# What to do:
Show each line of the data below that has the string "Zachowujemy" in it.

Stored dataset items:
########

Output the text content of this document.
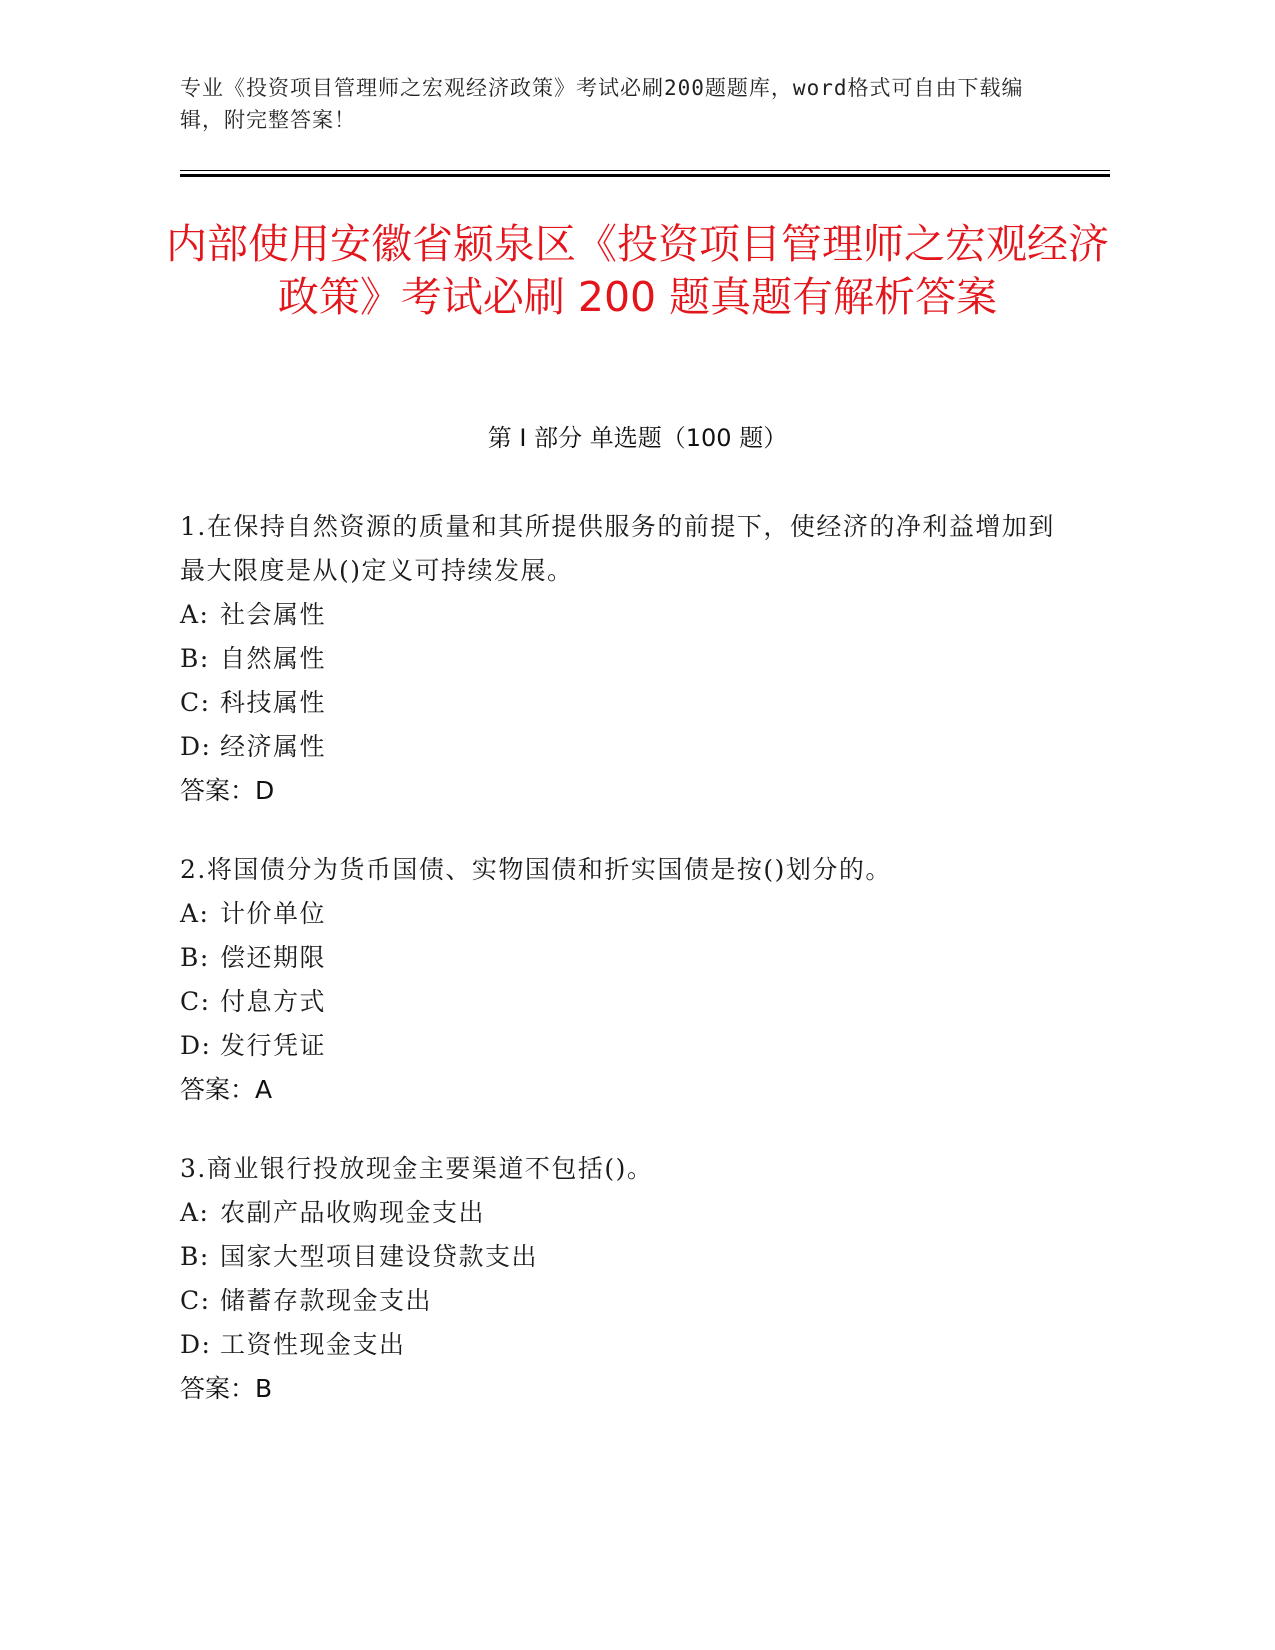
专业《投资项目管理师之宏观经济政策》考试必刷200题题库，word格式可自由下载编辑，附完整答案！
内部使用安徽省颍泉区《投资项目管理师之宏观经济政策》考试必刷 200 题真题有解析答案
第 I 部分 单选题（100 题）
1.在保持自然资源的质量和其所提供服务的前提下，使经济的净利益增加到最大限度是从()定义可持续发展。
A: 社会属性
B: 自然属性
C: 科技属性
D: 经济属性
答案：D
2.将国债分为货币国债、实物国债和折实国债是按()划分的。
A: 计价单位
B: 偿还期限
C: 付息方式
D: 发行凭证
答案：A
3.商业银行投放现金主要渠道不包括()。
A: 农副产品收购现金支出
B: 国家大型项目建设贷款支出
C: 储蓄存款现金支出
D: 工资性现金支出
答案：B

########

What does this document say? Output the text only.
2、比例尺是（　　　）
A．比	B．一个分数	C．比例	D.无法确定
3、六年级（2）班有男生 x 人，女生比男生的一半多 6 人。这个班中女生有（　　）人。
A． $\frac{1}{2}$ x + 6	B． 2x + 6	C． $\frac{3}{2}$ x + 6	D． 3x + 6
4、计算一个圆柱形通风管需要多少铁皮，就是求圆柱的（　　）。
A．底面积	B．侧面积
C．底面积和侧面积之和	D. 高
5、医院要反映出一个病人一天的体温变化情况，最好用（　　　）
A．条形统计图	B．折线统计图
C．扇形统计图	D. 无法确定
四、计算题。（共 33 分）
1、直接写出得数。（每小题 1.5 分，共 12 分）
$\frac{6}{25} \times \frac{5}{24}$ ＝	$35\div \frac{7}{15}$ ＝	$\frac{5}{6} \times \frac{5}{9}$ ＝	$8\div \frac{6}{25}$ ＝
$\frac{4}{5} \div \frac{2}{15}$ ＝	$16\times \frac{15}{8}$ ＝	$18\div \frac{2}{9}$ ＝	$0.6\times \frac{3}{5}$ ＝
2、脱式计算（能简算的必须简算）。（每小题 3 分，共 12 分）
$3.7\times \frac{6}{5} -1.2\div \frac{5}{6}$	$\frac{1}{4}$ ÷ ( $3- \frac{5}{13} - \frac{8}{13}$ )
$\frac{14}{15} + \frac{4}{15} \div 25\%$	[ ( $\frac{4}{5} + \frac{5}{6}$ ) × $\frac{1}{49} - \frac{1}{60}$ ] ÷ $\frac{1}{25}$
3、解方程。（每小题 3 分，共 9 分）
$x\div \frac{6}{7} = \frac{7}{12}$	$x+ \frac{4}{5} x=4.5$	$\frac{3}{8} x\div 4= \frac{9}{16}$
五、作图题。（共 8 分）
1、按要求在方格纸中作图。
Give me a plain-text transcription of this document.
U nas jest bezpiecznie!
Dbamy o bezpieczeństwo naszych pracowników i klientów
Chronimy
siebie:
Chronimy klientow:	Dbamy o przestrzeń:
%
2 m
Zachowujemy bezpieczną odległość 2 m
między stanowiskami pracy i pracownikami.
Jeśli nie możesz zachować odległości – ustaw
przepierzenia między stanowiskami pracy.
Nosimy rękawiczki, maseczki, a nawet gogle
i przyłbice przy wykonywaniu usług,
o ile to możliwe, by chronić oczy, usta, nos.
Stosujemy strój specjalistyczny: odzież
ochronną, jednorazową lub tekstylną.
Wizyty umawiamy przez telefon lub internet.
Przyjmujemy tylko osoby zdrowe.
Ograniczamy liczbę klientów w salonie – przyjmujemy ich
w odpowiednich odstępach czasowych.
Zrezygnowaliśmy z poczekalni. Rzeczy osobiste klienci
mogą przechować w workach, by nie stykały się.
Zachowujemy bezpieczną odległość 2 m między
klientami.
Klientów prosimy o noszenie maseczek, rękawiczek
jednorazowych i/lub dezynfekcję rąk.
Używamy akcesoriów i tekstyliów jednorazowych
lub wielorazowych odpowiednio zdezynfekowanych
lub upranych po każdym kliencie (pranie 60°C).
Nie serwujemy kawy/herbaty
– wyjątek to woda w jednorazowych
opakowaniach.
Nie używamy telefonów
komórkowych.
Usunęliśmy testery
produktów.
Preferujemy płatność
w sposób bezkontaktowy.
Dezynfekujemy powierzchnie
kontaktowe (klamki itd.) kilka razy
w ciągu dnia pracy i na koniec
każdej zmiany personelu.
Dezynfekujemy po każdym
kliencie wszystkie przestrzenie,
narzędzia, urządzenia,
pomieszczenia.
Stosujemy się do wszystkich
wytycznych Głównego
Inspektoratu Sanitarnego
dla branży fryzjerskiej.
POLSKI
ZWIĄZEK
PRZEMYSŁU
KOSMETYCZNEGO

########

# Reply:
Zachowujemy bezpieczną odległość 2 m
Zachowujemy bezpieczną odległość 2 m między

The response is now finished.